The task: Each line should be copied exactly.

Extracted data entries:
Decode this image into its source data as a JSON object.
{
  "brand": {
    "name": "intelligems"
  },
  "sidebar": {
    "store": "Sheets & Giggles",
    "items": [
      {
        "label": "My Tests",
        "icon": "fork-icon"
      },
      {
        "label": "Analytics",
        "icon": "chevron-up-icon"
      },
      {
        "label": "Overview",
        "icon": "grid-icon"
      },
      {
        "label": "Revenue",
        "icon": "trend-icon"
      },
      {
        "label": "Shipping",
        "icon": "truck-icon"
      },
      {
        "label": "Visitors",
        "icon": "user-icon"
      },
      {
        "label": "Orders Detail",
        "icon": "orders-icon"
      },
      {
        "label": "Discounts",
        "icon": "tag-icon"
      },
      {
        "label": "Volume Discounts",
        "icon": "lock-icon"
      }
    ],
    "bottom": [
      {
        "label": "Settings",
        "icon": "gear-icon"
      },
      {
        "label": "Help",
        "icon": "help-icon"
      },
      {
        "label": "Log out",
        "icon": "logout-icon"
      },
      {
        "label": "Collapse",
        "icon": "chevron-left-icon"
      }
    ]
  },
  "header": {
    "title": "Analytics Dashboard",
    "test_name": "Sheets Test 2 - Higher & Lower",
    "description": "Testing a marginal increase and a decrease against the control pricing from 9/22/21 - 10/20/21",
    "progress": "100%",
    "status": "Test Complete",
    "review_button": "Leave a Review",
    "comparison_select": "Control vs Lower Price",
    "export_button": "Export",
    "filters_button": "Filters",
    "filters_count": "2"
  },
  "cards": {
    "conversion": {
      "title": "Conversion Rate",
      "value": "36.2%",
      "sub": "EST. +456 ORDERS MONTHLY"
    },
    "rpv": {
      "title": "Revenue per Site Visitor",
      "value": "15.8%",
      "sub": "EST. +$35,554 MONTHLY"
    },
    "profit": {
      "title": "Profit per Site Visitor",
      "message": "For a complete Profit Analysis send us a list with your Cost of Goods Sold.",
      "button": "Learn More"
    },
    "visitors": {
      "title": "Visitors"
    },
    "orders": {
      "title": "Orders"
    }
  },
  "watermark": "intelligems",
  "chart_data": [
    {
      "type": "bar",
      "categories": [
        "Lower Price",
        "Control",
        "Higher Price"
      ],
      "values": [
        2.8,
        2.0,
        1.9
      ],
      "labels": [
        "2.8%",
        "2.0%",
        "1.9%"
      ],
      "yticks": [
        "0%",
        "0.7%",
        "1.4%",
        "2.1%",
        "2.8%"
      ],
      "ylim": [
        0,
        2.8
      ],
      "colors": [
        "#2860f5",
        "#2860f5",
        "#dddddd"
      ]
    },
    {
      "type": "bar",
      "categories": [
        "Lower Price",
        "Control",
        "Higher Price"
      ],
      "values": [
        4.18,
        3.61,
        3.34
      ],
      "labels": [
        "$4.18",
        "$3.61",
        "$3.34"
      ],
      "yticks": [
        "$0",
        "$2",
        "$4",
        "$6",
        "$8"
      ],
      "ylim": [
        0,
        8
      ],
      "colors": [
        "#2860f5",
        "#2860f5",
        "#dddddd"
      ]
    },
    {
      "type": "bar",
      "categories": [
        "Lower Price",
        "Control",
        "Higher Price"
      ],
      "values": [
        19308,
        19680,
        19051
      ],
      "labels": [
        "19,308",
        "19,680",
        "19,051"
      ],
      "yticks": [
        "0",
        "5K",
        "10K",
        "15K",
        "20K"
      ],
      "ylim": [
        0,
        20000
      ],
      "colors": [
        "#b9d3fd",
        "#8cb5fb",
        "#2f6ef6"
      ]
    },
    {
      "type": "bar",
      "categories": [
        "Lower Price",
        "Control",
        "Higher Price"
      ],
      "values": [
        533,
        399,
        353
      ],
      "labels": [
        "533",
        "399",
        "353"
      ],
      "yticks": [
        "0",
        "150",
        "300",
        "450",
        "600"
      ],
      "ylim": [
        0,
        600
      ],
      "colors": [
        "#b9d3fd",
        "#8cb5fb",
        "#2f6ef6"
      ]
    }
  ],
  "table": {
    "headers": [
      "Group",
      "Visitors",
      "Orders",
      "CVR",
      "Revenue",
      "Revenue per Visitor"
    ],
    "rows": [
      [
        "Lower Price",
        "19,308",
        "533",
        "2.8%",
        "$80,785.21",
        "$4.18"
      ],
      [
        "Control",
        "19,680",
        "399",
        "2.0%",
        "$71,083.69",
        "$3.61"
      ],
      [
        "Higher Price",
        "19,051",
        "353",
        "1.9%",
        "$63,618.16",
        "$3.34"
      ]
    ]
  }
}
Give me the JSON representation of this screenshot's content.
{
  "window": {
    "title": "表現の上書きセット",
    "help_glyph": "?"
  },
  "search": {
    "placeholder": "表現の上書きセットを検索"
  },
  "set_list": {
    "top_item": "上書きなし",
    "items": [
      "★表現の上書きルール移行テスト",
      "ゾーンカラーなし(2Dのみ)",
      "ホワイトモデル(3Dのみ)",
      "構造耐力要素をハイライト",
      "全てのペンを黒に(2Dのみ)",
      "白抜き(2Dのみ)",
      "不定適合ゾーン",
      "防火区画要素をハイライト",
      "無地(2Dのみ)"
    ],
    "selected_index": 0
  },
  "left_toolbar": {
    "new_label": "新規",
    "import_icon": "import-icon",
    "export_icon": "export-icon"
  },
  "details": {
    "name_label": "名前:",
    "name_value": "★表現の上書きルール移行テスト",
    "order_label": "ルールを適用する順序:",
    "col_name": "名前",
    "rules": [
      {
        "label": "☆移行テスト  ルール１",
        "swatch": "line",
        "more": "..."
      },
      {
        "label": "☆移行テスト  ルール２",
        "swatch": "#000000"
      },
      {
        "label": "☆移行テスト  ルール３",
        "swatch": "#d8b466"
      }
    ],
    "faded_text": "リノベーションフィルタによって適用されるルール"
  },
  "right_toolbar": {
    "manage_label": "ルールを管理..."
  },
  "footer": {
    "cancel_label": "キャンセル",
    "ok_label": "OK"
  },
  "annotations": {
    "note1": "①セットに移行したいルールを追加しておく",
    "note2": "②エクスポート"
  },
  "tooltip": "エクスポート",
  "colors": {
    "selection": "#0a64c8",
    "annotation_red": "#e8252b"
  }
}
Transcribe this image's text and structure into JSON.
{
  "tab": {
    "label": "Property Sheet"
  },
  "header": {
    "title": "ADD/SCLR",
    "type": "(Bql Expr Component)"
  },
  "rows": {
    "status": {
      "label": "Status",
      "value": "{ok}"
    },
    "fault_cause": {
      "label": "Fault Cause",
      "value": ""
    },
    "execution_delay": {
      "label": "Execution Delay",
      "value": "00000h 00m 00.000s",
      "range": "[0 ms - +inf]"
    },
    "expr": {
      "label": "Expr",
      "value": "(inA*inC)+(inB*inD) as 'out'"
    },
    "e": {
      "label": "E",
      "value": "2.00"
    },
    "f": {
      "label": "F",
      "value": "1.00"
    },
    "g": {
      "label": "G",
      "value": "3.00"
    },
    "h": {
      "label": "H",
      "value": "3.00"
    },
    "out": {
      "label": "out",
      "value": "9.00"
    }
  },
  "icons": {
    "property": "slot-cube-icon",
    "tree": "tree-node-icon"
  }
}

Result for this task:
Decode this image into its source data as a JSON object.
{
  "brand": {
    "name": "intelligems"
  },
  "sidebar": {
    "store": "Sheets & Giggles",
    "items": [
      {
        "label": "My Tests",
        "icon": "fork-icon"
      },
      {
        "label": "Analytics",
        "icon": "chevron-up-icon"
      },
      {
        "label": "Overview",
        "icon": "grid-icon"
      },
      {
        "label": "Revenue",
        "icon": "trend-icon"
      },
      {
        "label": "Shipping",
        "icon": "truck-icon"
      },
      {
        "label": "Visitors",
        "icon": "user-icon"
      },
      {
        "label": "Orders Detail",
        "icon": "orders-icon"
      },
      {
        "label": "Discounts",
        "icon": "tag-icon"
      },
      {
        "label": "Volume Discounts",
        "icon": "lock-icon"
      }
    ],
    "bottom": [
      {
        "label": "Settings",
        "icon": "gear-icon"
      },
      {
        "label": "Help",
        "icon": "help-icon"
      },
      {
        "label": "Log out",
        "icon": "logout-icon"
      },
      {
        "label": "Collapse",
        "icon": "chevron-left-icon"
      }
    ]
  },
  "header": {
    "title": "Analytics Dashboard",
    "test_name": "Sheets Test 2 - Higher & Lower",
    "description": "Testing a marginal increase and a decrease against the control pricing from 9/22/21 - 10/20/21",
    "progress": "100%",
    "status": "Test Complete",
    "review_button": "Leave a Review",
    "comparison_select": "Control vs Lower Price",
    "export_button": "Export",
    "filters_button": "Filters",
    "filters_count": "2"
  },
  "cards": {
    "conversion": {
      "title": "Conversion Rate",
      "value": "36.2%",
      "sub": "EST. +456 ORDERS MONTHLY"
    },
    "rpv": {
      "title": "Revenue per Site Visitor",
      "value": "15.8%",
      "sub": "EST. +$35,554 MONTHLY"
    },
    "profit": {
      "title": "Profit per Site Visitor",
      "message": "For a complete Profit Analysis send us a list with your Cost of Goods Sold.",
      "button": "Learn More"
    },
    "visitors": {
      "title": "Visitors"
    },
    "orders": {
      "title": "Orders"
    }
  },
  "watermark": "intelligems",
  "chart_data": [
    {
      "type": "bar",
      "categories": [
        "Lower Price",
        "Control",
        "Higher Price"
      ],
      "values": [
        2.8,
        2.0,
        1.9
      ],
      "labels": [
        "2.8%",
        "2.0%",
        "1.9%"
      ],
      "yticks": [
        "0%",
        "0.7%",
        "1.4%",
        "2.1%",
        "2.8%"
      ],
      "ylim": [
        0,
        2.8
      ],
      "colors": [
        "#2860f5",
        "#2860f5",
        "#dddddd"
      ]
    },
    {
      "type": "bar",
      "categories": [
        "Lower Price",
        "Control",
        "Higher Price"
      ],
      "values": [
        4.18,
        3.61,
        3.34
      ],
      "labels": [
        "$4.18",
        "$3.61",
        "$3.34"
      ],
      "yticks": [
        "$0",
        "$2",
        "$4",
        "$6",
        "$8"
      ],
      "ylim": [
        0,
        8
      ],
      "colors": [
        "#2860f5",
        "#2860f5",
        "#dddddd"
      ]
    },
    {
      "type": "bar",
      "categories": [
        "Lower Price",
        "Control",
        "Higher Price"
      ],
      "values": [
        19308,
        19680,
        19051
      ],
      "labels": [
        "19,308",
        "19,680",
        "19,051"
      ],
      "yticks": [
        "0",
        "5K",
        "10K",
        "15K",
        "20K"
      ],
      "ylim": [
        0,
        20000
      ],
      "colors": [
        "#b9d3fd",
        "#8cb5fb",
        "#2f6ef6"
      ]
    },
    {
      "type": "bar",
      "categories": [
        "Lower Price",
        "Control",
        "Higher Price"
      ],
      "values": [
        533,
        399,
        353
      ],
      "labels": [
        "533",
        "399",
        "353"
      ],
      "yticks": [
        "0",
        "150",
        "300",
        "450",
        "600"
      ],
      "ylim": [
        0,
        600
      ],
      "colors": [
        "#b9d3fd",
        "#8cb5fb",
        "#2f6ef6"
      ]
    }
  ],
  "table": {
    "headers": [
      "Group",
      "Visitors",
      "Orders",
      "CVR",
      "Revenue",
      "Revenue per Visitor"
    ],
    "rows": [
      [
        "Lower Price",
        "19,308",
        "533",
        "2.8%",
        "$80,785.21",
        "$4.18"
      ],
      [
        "Control",
        "19,680",
        "399",
        "2.0%",
        "$71,083.69",
        "$3.61"
      ],
      [
        "Higher Price",
        "19,051",
        "353",
        "1.9%",
        "$63,618.16",
        "$3.34"
      ]
    ]
  }
}
Give me the JSON representation of this screenshot's content.
{
  "window": {
    "title": "表現の上書きセット",
    "help_glyph": "?"
  },
  "search": {
    "placeholder": "表現の上書きセットを検索"
  },
  "set_list": {
    "top_item": "上書きなし",
    "items": [
      "★表現の上書きルール移行テスト",
      "ゾーンカラーなし(2Dのみ)",
      "ホワイトモデル(3Dのみ)",
      "構造耐力要素をハイライト",
      "全てのペンを黒に(2Dのみ)",
      "白抜き(2Dのみ)",
      "不定適合ゾーン",
      "防火区画要素をハイライト",
      "無地(2Dのみ)"
    ],
    "selected_index": 0
  },
  "left_toolbar": {
    "new_label": "新規",
    "import_icon": "import-icon",
    "export_icon": "export-icon"
  },
  "details": {
    "name_label": "名前:",
    "name_value": "★表現の上書きルール移行テスト",
    "order_label": "ルールを適用する順序:",
    "col_name": "名前",
    "rules": [
      {
        "label": "☆移行テスト  ルール１",
        "swatch": "line",
        "more": "..."
      },
      {
        "label": "☆移行テスト  ルール２",
        "swatch": "#000000"
      },
      {
        "label": "☆移行テスト  ルール３",
        "swatch": "#d8b466"
      }
    ],
    "faded_text": "リノベーションフィルタによって適用されるルール"
  },
  "right_toolbar": {
    "manage_label": "ルールを管理..."
  },
  "footer": {
    "cancel_label": "キャンセル",
    "ok_label": "OK"
  },
  "annotations": {
    "note1": "①セットに移行したいルールを追加しておく",
    "note2": "②エクスポート"
  },
  "tooltip": "エクスポート",
  "colors": {
    "selection": "#0a64c8",
    "annotation_red": "#e8252b"
  }
}
Transcribe this image's text and structure into JSON.
{
  "tab": {
    "label": "Property Sheet"
  },
  "header": {
    "title": "ADD/SCLR",
    "type": "(Bql Expr Component)"
  },
  "rows": {
    "status": {
      "label": "Status",
      "value": "{ok}"
    },
    "fault_cause": {
      "label": "Fault Cause",
      "value": ""
    },
    "execution_delay": {
      "label": "Execution Delay",
      "value": "00000h 00m 00.000s",
      "range": "[0 ms - +inf]"
    },
    "expr": {
      "label": "Expr",
      "value": "(inA*inC)+(inB*inD) as 'out'"
    },
    "e": {
      "label": "E",
      "value": "2.00"
    },
    "f": {
      "label": "F",
      "value": "1.00"
    },
    "g": {
      "label": "G",
      "value": "3.00"
    },
    "h": {
      "label": "H",
      "value": "3.00"
    },
    "out": {
      "label": "out",
      "value": "9.00"
    }
  },
  "icons": {
    "property": "slot-cube-icon",
    "tree": "tree-node-icon"
  }
}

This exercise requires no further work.